**Aim**
State how many lines of the records contain the string "JSON", and give no other information.

--- start ---

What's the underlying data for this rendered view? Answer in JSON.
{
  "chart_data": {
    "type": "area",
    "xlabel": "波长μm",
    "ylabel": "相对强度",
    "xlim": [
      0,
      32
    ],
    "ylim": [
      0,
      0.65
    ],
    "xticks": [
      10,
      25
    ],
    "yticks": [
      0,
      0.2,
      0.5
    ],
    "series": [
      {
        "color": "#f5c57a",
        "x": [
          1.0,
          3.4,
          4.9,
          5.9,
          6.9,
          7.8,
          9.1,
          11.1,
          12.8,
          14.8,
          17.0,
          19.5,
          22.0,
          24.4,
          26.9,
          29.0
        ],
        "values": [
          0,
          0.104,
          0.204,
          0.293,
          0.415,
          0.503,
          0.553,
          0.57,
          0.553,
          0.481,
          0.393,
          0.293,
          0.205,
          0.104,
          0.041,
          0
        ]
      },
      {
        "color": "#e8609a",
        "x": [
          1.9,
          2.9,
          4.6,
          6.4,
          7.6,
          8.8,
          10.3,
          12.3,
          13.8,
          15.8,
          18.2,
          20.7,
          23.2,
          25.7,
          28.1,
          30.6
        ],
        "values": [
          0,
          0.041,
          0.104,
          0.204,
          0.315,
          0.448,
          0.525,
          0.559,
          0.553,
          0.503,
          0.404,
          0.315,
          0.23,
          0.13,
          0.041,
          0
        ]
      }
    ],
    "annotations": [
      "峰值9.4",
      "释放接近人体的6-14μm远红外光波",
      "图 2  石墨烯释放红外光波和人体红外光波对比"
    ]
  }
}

--- end ---
--- start ---

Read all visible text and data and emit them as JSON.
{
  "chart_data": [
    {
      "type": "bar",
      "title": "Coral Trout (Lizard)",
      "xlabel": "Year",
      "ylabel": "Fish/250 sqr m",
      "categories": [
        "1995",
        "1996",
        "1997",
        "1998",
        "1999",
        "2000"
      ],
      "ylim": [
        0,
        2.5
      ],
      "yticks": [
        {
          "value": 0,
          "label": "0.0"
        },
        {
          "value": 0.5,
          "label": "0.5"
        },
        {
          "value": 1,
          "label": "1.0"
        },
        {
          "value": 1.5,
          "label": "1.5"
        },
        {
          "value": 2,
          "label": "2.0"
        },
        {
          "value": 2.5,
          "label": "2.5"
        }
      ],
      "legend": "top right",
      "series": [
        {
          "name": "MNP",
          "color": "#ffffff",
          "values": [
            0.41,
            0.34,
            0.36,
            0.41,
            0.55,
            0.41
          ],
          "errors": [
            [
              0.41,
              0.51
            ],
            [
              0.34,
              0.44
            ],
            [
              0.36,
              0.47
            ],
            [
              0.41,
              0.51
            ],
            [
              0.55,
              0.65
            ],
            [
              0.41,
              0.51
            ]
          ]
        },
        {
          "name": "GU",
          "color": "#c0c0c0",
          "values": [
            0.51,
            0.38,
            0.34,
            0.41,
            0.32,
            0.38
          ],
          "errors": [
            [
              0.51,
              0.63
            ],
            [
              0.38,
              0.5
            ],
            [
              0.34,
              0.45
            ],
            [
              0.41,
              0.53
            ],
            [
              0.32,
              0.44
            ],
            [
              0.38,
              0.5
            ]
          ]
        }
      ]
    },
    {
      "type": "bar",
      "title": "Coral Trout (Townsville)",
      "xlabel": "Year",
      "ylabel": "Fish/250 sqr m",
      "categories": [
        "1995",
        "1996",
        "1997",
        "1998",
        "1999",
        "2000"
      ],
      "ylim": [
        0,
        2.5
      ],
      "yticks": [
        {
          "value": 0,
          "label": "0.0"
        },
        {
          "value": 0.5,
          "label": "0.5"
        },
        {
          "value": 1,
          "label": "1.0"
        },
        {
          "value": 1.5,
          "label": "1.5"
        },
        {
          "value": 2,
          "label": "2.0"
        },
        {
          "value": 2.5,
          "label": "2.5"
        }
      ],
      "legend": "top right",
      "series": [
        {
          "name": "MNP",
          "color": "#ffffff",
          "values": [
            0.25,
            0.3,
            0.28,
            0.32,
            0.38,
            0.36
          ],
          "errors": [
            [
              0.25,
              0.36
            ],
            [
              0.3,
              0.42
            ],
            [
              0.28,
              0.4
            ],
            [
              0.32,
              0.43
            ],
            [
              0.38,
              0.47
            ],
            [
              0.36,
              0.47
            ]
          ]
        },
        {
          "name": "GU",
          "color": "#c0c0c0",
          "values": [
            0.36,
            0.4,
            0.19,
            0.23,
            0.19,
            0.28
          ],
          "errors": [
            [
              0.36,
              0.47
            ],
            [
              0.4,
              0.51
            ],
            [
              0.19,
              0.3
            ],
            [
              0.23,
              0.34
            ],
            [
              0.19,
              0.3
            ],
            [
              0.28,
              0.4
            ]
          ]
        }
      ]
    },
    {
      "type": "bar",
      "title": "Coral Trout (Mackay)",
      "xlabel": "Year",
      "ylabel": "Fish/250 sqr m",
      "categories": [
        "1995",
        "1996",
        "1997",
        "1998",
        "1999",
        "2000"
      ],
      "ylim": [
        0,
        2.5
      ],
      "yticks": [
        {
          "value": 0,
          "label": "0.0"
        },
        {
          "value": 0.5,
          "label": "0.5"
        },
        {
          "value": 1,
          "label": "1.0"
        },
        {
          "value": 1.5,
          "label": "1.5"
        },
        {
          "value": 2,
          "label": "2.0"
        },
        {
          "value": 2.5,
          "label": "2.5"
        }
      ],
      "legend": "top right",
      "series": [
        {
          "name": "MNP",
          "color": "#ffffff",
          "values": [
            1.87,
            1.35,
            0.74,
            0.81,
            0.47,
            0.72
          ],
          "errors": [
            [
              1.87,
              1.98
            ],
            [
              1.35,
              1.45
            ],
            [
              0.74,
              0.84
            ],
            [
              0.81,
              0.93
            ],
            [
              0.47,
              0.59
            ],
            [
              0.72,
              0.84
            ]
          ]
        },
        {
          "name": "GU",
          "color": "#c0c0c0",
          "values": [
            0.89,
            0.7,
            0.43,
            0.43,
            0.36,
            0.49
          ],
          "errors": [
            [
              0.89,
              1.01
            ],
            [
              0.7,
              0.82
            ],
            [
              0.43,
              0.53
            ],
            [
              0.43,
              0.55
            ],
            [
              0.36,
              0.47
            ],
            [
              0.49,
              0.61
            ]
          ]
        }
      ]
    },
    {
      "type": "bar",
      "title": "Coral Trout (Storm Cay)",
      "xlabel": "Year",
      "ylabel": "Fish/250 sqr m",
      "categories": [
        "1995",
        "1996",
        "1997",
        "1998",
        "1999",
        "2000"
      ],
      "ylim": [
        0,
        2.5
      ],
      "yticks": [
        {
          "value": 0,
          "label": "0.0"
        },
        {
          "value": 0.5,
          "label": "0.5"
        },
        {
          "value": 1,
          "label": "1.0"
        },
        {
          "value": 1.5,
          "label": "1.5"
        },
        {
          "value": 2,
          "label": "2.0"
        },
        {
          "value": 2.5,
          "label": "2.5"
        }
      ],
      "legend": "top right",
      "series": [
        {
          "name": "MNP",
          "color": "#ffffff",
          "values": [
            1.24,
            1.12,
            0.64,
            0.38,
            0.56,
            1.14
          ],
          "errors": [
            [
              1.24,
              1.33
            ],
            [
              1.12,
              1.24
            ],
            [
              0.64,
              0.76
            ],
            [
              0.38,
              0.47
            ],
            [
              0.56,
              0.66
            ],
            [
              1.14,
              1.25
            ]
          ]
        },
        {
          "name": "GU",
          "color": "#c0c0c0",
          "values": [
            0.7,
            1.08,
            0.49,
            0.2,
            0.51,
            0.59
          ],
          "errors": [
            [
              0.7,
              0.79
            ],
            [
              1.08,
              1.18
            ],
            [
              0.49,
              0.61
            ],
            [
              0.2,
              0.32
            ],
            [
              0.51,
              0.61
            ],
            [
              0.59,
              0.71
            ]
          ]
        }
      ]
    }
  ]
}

--- end ---

**Full answer**
2